>>
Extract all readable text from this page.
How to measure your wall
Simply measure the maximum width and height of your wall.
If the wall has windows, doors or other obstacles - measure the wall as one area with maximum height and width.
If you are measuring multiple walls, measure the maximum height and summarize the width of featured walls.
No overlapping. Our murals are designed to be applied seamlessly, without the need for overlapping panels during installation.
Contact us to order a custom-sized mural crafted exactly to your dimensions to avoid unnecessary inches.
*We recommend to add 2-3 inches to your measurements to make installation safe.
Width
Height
<<
**PROMPT:** Across the material above, how many lines include the string "maximum"? Only the number is wanted.

**COMPLETE ANSWER:** 3